> _What is needed_
Comb the records below for the string "name" and copy each line where it turns up.

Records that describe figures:
-=-=-=-=-

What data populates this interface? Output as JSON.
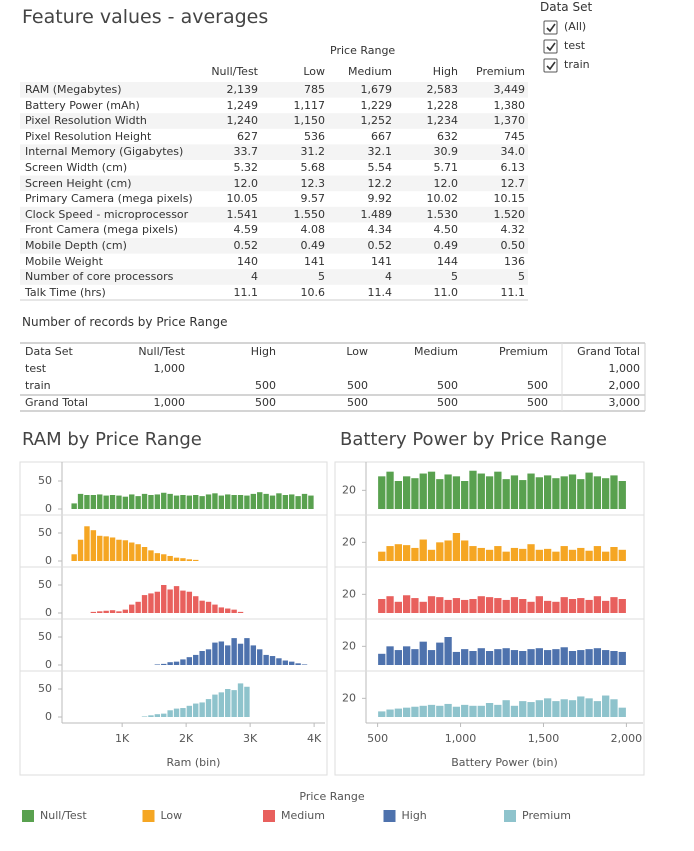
{
  "title": "Feature values - averages",
  "filter": {
    "title": "Data Set",
    "options": [
      {
        "label": "(All)",
        "checked": true
      },
      {
        "label": "test",
        "checked": true
      },
      {
        "label": "train",
        "checked": true
      }
    ]
  },
  "table1": {
    "header": "Price Range",
    "columns": [
      "Null/Test",
      "Low",
      "Medium",
      "High",
      "Premium"
    ],
    "rows": [
      {
        "label": "RAM (Megabytes)",
        "values": [
          "2,139",
          "785",
          "1,679",
          "2,583",
          "3,449"
        ]
      },
      {
        "label": "Battery Power (mAh)",
        "values": [
          "1,249",
          "1,117",
          "1,229",
          "1,228",
          "1,380"
        ]
      },
      {
        "label": "Pixel Resolution Width",
        "values": [
          "1,240",
          "1,150",
          "1,252",
          "1,234",
          "1,370"
        ]
      },
      {
        "label": "Pixel Resolution Height",
        "values": [
          "627",
          "536",
          "667",
          "632",
          "745"
        ]
      },
      {
        "label": "Internal Memory (Gigabytes)",
        "values": [
          "33.7",
          "31.2",
          "32.1",
          "30.9",
          "34.0"
        ]
      },
      {
        "label": "Screen Width (cm)",
        "values": [
          "5.32",
          "5.68",
          "5.54",
          "5.71",
          "6.13"
        ]
      },
      {
        "label": "Screen Height (cm)",
        "values": [
          "12.0",
          "12.3",
          "12.2",
          "12.0",
          "12.7"
        ]
      },
      {
        "label": "Primary Camera (mega pixels)",
        "values": [
          "10.05",
          "9.57",
          "9.92",
          "10.02",
          "10.15"
        ]
      },
      {
        "label": "Clock Speed - microprocessor",
        "values": [
          "1.541",
          "1.550",
          "1.489",
          "1.530",
          "1.520"
        ]
      },
      {
        "label": "Front Camera (mega pixels)",
        "values": [
          "4.59",
          "4.08",
          "4.34",
          "4.50",
          "4.32"
        ]
      },
      {
        "label": "Mobile Depth (cm)",
        "values": [
          "0.52",
          "0.49",
          "0.52",
          "0.49",
          "0.50"
        ]
      },
      {
        "label": "Mobile Weight",
        "values": [
          "140",
          "141",
          "141",
          "144",
          "136"
        ]
      },
      {
        "label": "Number of core processors",
        "values": [
          "4",
          "5",
          "4",
          "5",
          "5"
        ]
      },
      {
        "label": "Talk Time (hrs)",
        "values": [
          "11.1",
          "10.6",
          "11.4",
          "11.0",
          "11.1"
        ]
      }
    ]
  },
  "table2": {
    "title": "Number of records by Price Range",
    "columns": [
      "Data Set",
      "Null/Test",
      "High",
      "Low",
      "Medium",
      "Premium",
      "Grand Total"
    ],
    "rows": [
      [
        "test",
        "1,000",
        null,
        null,
        null,
        null,
        "1,000"
      ],
      [
        "train",
        null,
        "500",
        "500",
        "500",
        "500",
        "2,000"
      ],
      [
        "Grand Total",
        "1,000",
        "500",
        "500",
        "500",
        "500",
        "3,000"
      ]
    ]
  },
  "chart_data": [
    {
      "type": "histogram",
      "title": "RAM by Price Range",
      "x_label": "Ram (bin)",
      "legend_title": "Price Range",
      "bins": [
        200,
        300,
        400,
        500,
        600,
        700,
        800,
        900,
        1000,
        1100,
        1200,
        1300,
        1400,
        1500,
        1600,
        1700,
        1800,
        1900,
        2000,
        2100,
        2200,
        2300,
        2400,
        2500,
        2600,
        2700,
        2800,
        2900,
        3000,
        3100,
        3200,
        3300,
        3400,
        3500,
        3600,
        3700,
        3800,
        3900,
        4000
      ],
      "xlim": [
        60,
        4170
      ],
      "xticks": [
        {
          "value": 1000,
          "label": "1K"
        },
        {
          "value": 2000,
          "label": "2K"
        },
        {
          "value": 3000,
          "label": "3K"
        },
        {
          "value": 4000,
          "label": "4K"
        }
      ],
      "ylim": [
        0,
        75
      ],
      "yticks": [
        0,
        50
      ],
      "series": [
        {
          "name": "Null/Test",
          "color": "#59a14f",
          "values": [
            10,
            27,
            25,
            25,
            26,
            24,
            25,
            24,
            22,
            26,
            23,
            27,
            25,
            26,
            29,
            27,
            24,
            25,
            24,
            25,
            23,
            26,
            28,
            24,
            26,
            25,
            25,
            24,
            27,
            30,
            27,
            24,
            28,
            25,
            26,
            23,
            27,
            24
          ]
        },
        {
          "name": "Low",
          "color": "#f5a623",
          "values": [
            12,
            38,
            62,
            55,
            45,
            44,
            42,
            38,
            37,
            33,
            30,
            25,
            19,
            14,
            12,
            9,
            6,
            5,
            3,
            2,
            0,
            0,
            0,
            0,
            0,
            0,
            0,
            0,
            0,
            0,
            0,
            0,
            0,
            0,
            0,
            0,
            0,
            0
          ]
        },
        {
          "name": "Medium",
          "color": "#e8605d",
          "values": [
            0,
            0,
            0,
            2,
            3,
            4,
            5,
            3,
            6,
            15,
            20,
            32,
            35,
            38,
            50,
            42,
            48,
            40,
            38,
            30,
            22,
            20,
            15,
            10,
            8,
            6,
            2,
            0,
            0,
            0,
            0,
            0,
            0,
            0,
            0,
            0,
            0,
            0
          ]
        },
        {
          "name": "High",
          "color": "#4e72ad",
          "values": [
            0,
            0,
            0,
            0,
            0,
            0,
            0,
            0,
            0,
            0,
            0,
            0,
            0,
            1,
            2,
            5,
            6,
            10,
            14,
            18,
            25,
            28,
            40,
            42,
            35,
            48,
            38,
            48,
            35,
            28,
            18,
            16,
            12,
            8,
            6,
            3,
            1,
            0
          ]
        },
        {
          "name": "Premium",
          "color": "#8ec3cc",
          "values": [
            0,
            0,
            0,
            0,
            0,
            0,
            0,
            0,
            0,
            0,
            0,
            1,
            3,
            5,
            6,
            12,
            15,
            16,
            20,
            24,
            26,
            32,
            40,
            44,
            50,
            48,
            60,
            54,
            0,
            0,
            0,
            0,
            0,
            0,
            0,
            0,
            0,
            0
          ]
        }
      ]
    },
    {
      "type": "histogram",
      "title": "Battery Power by Price Range",
      "x_label": "Battery Power (bin)",
      "bins": [
        500,
        550,
        600,
        650,
        700,
        750,
        800,
        850,
        900,
        950,
        1000,
        1050,
        1100,
        1150,
        1200,
        1250,
        1300,
        1350,
        1400,
        1450,
        1500,
        1550,
        1600,
        1650,
        1700,
        1750,
        1800,
        1850,
        1900,
        1950,
        2000
      ],
      "xlim": [
        430,
        2100
      ],
      "xticks": [
        500,
        {
          "value": 1000,
          "label": "1,000"
        },
        {
          "value": 1500,
          "label": "1,500"
        },
        {
          "value": 2000,
          "label": "2,000"
        }
      ],
      "ylim": [
        0,
        45
      ],
      "yticks": [
        20
      ],
      "series": [
        {
          "color": "#59a14f",
          "values": [
            35,
            40,
            30,
            35,
            33,
            38,
            40,
            32,
            37,
            35,
            30,
            41,
            38,
            35,
            40,
            32,
            36,
            31,
            38,
            34,
            36,
            33,
            35,
            37,
            32,
            39,
            35,
            33,
            36,
            30
          ]
        },
        {
          "color": "#f5a623",
          "values": [
            10,
            16,
            18,
            17,
            14,
            23,
            12,
            20,
            22,
            30,
            22,
            16,
            14,
            12,
            16,
            10,
            14,
            13,
            18,
            12,
            13,
            10,
            16,
            12,
            14,
            11,
            16,
            10,
            15,
            12
          ]
        },
        {
          "color": "#e8605d",
          "values": [
            15,
            18,
            12,
            19,
            16,
            12,
            18,
            17,
            14,
            16,
            14,
            15,
            18,
            17,
            16,
            14,
            17,
            15,
            12,
            18,
            13,
            12,
            17,
            15,
            16,
            14,
            18,
            13,
            17,
            15
          ]
        },
        {
          "color": "#4e72ad",
          "values": [
            12,
            20,
            16,
            20,
            17,
            25,
            16,
            24,
            30,
            14,
            17,
            15,
            18,
            15,
            17,
            18,
            16,
            15,
            17,
            18,
            16,
            17,
            19,
            15,
            16,
            17,
            18,
            16,
            15,
            14
          ]
        },
        {
          "color": "#8ec3cc",
          "values": [
            6,
            8,
            9,
            10,
            11,
            12,
            13,
            12,
            14,
            11,
            13,
            12,
            12,
            15,
            13,
            18,
            12,
            17,
            16,
            18,
            20,
            17,
            19,
            18,
            22,
            20,
            17,
            23,
            19,
            10
          ]
        }
      ]
    }
  ]
}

-=-=-=-=-

> _Expected answer_
          "name": "Null/Test",
          "name": "Low",
          "name": "Medium",
          "name": "High",
          "name": "Premium",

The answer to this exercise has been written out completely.